## Supplied material:
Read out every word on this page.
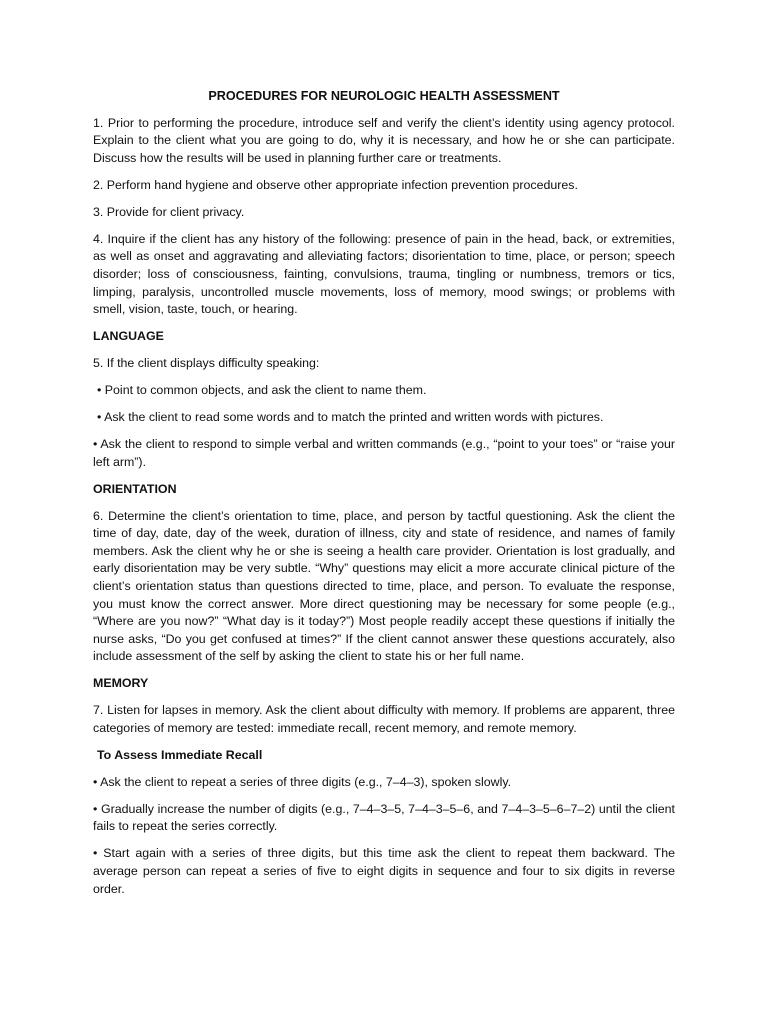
PROCEDURES FOR NEUROLOGIC HEALTH ASSESSMENT
1. Prior to performing the procedure, introduce self and verify the client’s identity using agency protocol. Explain to the client what you are going to do, why it is necessary, and how he or she can participate. Discuss how the results will be used in planning further care or treatments.
2. Perform hand hygiene and observe other appropriate infection prevention procedures.
3. Provide for client privacy.
4. Inquire if the client has any history of the following: presence of pain in the head, back, or extremities, as well as onset and aggravating and alleviating factors; disorientation to time, place, or person; speech disorder; loss of consciousness, fainting, convulsions, trauma, tingling or numbness, tremors or tics, limping, paralysis, uncontrolled muscle movements, loss of memory, mood swings; or problems with smell, vision, taste, touch, or hearing.
LANGUAGE
5. If the client displays difficulty speaking:
• Point to common objects, and ask the client to name them.
• Ask the client to read some words and to match the printed and written words with pictures.
• Ask the client to respond to simple verbal and written commands (e.g., “point to your toes” or “raise your left arm”).
ORIENTATION
6. Determine the client’s orientation to time, place, and person by tactful questioning. Ask the client the time of day, date, day of the week, duration of illness, city and state of residence, and names of family members. Ask the client why he or she is seeing a health care provider. Orientation is lost gradually, and early disorientation may be very subtle. “Why” questions may elicit a more accurate clinical picture of the client’s orientation status than questions directed to time, place, and person. To evaluate the response, you must know the correct answer. More direct questioning may be necessary for some people (e.g., “Where are you now?” “What day is it today?”) Most people readily accept these questions if initially the nurse asks, “Do you get confused at times?” If the client cannot answer these questions accurately, also include assessment of the self by asking the client to state his or her full name.
MEMORY
7. Listen for lapses in memory. Ask the client about difficulty with memory. If problems are apparent, three categories of memory are tested: immediate recall, recent memory, and remote memory.
To Assess Immediate Recall
• Ask the client to repeat a series of three digits (e.g., 7–4–3), spoken slowly.
• Gradually increase the number of digits (e.g., 7–4–3–5, 7–4–3–5–6, and 7–4–3–5–6–7–2) until the client fails to repeat the series correctly.
• Start again with a series of three digits, but this time ask the client to repeat them backward. The average person can repeat a series of five to eight digits in sequence and four to six digits in reverse order.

## Brief:
Would you return the data exactly as written, without the pictures?

## Response to this exercise:
Read out every word on this page.
PROCEDURES FOR NEUROLOGIC HEALTH ASSESSMENT
1. Prior to performing the procedure, introduce self and verify the client’s identity using agency protocol. Explain to the client what you are going to do, why it is necessary, and how he or she can participate. Discuss how the results will be used in planning further care or treatments.
2. Perform hand hygiene and observe other appropriate infection prevention procedures.
3. Provide for client privacy.
4. Inquire if the client has any history of the following: presence of pain in the head, back, or extremities, as well as onset and aggravating and alleviating factors; disorientation to time, place, or person; speech disorder; loss of consciousness, fainting, convulsions, trauma, tingling or numbness, tremors or tics, limping, paralysis, uncontrolled muscle movements, loss of memory, mood swings; or problems with smell, vision, taste, touch, or hearing.
LANGUAGE
5. If the client displays difficulty speaking:
• Point to common objects, and ask the client to name them.
• Ask the client to read some words and to match the printed and written words with pictures.
• Ask the client to respond to simple verbal and written commands (e.g., “point to your toes” or “raise your left arm”).
ORIENTATION
6. Determine the client’s orientation to time, place, and person by tactful questioning. Ask the client the time of day, date, day of the week, duration of illness, city and state of residence, and names of family members. Ask the client why he or she is seeing a health care provider. Orientation is lost gradually, and early disorientation may be very subtle. “Why” questions may elicit a more accurate clinical picture of the client’s orientation status than questions directed to time, place, and person. To evaluate the response, you must know the correct answer. More direct questioning may be necessary for some people (e.g., “Where are you now?” “What day is it today?”) Most people readily accept these questions if initially the nurse asks, “Do you get confused at times?” If the client cannot answer these questions accurately, also include assessment of the self by asking the client to state his or her full name.
MEMORY
7. Listen for lapses in memory. Ask the client about difficulty with memory. If problems are apparent, three categories of memory are tested: immediate recall, recent memory, and remote memory.
To Assess Immediate Recall
• Ask the client to repeat a series of three digits (e.g., 7–4–3), spoken slowly.
• Gradually increase the number of digits (e.g., 7–4–3–5, 7–4–3–5–6, and 7–4–3–5–6–7–2) until the client fails to repeat the series correctly.
• Start again with a series of three digits, but this time ask the client to repeat them backward. The average person can repeat a series of five to eight digits in sequence and four to six digits in reverse order.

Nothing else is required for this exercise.